### The exercise
Quote the listing below in full and exactly as written, but omit every picture.

--- START OF Extracted information ---

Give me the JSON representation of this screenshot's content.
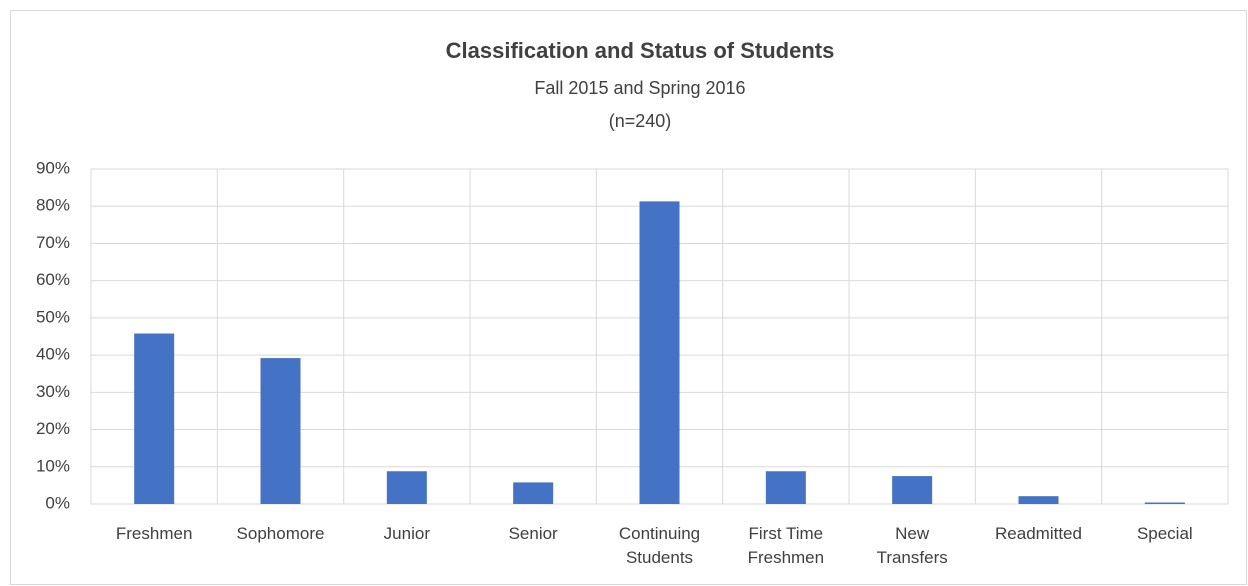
{
  "chart_data": {
    "type": "bar",
    "title": "Classification and Status of Students",
    "subtitle": "Fall 2015 and Spring 2016",
    "note": "(n=240)",
    "categories": [
      "Freshmen",
      "Sophomore",
      "Junior",
      "Senior",
      "Continuing Students",
      "First Time Freshmen",
      "New Transfers",
      "Readmitted",
      "Special"
    ],
    "values": [
      45.8,
      39.2,
      8.8,
      5.8,
      81.3,
      8.8,
      7.5,
      2.1,
      0.4
    ],
    "color": "#4472c4",
    "ylim": [
      0,
      90
    ],
    "yticks": [
      {
        "value": 0,
        "label": "0%"
      },
      {
        "value": 10,
        "label": "10%"
      },
      {
        "value": 20,
        "label": "20%"
      },
      {
        "value": 30,
        "label": "30%"
      },
      {
        "value": 40,
        "label": "40%"
      },
      {
        "value": 50,
        "label": "50%"
      },
      {
        "value": 60,
        "label": "60%"
      },
      {
        "value": 70,
        "label": "70%"
      },
      {
        "value": 80,
        "label": "80%"
      },
      {
        "value": 90,
        "label": "90%"
      }
    ],
    "grid": true
  }
}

--- END OF Extracted information ---

### Full response
Give me the JSON representation of this screenshot's content.
{
  "chart_data": {
    "type": "bar",
    "title": "Classification and Status of Students",
    "subtitle": "Fall 2015 and Spring 2016",
    "note": "(n=240)",
    "categories": [
      "Freshmen",
      "Sophomore",
      "Junior",
      "Senior",
      "Continuing Students",
      "First Time Freshmen",
      "New Transfers",
      "Readmitted",
      "Special"
    ],
    "values": [
      45.8,
      39.2,
      8.8,
      5.8,
      81.3,
      8.8,
      7.5,
      2.1,
      0.4
    ],
    "color": "#4472c4",
    "ylim": [
      0,
      90
    ],
    "yticks": [
      {
        "value": 0,
        "label": "0%"
      },
      {
        "value": 10,
        "label": "10%"
      },
      {
        "value": 20,
        "label": "20%"
      },
      {
        "value": 30,
        "label": "30%"
      },
      {
        "value": 40,
        "label": "40%"
      },
      {
        "value": 50,
        "label": "50%"
      },
      {
        "value": 60,
        "label": "60%"
      },
      {
        "value": 70,
        "label": "70%"
      },
      {
        "value": 80,
        "label": "80%"
      },
      {
        "value": 90,
        "label": "90%"
      }
    ],
    "grid": true
  }
}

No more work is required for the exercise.